Problem details: Please print all of the material below, word for word.

──────── Input material

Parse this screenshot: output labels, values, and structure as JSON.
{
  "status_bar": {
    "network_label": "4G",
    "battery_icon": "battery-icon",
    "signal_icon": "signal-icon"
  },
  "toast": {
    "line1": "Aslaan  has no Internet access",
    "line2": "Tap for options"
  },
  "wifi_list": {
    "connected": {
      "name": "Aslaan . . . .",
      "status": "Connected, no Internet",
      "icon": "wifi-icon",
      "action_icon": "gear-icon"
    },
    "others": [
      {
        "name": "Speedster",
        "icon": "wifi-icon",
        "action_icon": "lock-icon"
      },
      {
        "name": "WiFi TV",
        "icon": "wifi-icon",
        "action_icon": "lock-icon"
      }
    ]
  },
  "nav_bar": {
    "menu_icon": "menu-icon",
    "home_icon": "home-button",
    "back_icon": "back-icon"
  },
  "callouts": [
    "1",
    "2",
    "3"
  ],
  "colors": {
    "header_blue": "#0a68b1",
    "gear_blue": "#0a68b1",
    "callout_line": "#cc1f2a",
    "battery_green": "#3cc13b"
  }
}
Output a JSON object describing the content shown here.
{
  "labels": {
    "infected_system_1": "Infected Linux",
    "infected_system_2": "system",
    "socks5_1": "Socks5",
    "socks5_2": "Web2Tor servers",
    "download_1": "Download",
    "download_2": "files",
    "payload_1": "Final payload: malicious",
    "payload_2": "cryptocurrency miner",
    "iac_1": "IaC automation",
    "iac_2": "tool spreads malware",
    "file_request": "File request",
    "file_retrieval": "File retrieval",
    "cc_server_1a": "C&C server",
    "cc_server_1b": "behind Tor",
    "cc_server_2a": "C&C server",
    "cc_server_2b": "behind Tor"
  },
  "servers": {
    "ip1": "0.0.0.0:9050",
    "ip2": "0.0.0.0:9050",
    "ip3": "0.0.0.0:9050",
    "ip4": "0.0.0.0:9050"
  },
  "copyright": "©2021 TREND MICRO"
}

────────────────

Answer to this task:
Parse this screenshot: output labels, values, and structure as JSON.
{
  "status_bar": {
    "network_label": "4G",
    "battery_icon": "battery-icon",
    "signal_icon": "signal-icon"
  },
  "toast": {
    "line1": "Aslaan  has no Internet access",
    "line2": "Tap for options"
  },
  "wifi_list": {
    "connected": {
      "name": "Aslaan . . . .",
      "status": "Connected, no Internet",
      "icon": "wifi-icon",
      "action_icon": "gear-icon"
    },
    "others": [
      {
        "name": "Speedster",
        "icon": "wifi-icon",
        "action_icon": "lock-icon"
      },
      {
        "name": "WiFi TV",
        "icon": "wifi-icon",
        "action_icon": "lock-icon"
      }
    ]
  },
  "nav_bar": {
    "menu_icon": "menu-icon",
    "home_icon": "home-button",
    "back_icon": "back-icon"
  },
  "callouts": [
    "1",
    "2",
    "3"
  ],
  "colors": {
    "header_blue": "#0a68b1",
    "gear_blue": "#0a68b1",
    "callout_line": "#cc1f2a",
    "battery_green": "#3cc13b"
  }
}
Output a JSON object describing the content shown here.
{
  "labels": {
    "infected_system_1": "Infected Linux",
    "infected_system_2": "system",
    "socks5_1": "Socks5",
    "socks5_2": "Web2Tor servers",
    "download_1": "Download",
    "download_2": "files",
    "payload_1": "Final payload: malicious",
    "payload_2": "cryptocurrency miner",
    "iac_1": "IaC automation",
    "iac_2": "tool spreads malware",
    "file_request": "File request",
    "file_retrieval": "File retrieval",
    "cc_server_1a": "C&C server",
    "cc_server_1b": "behind Tor",
    "cc_server_2a": "C&C server",
    "cc_server_2b": "behind Tor"
  },
  "servers": {
    "ip1": "0.0.0.0:9050",
    "ip2": "0.0.0.0:9050",
    "ip3": "0.0.0.0:9050",
    "ip4": "0.0.0.0:9050"
  },
  "copyright": "©2021 TREND MICRO"
}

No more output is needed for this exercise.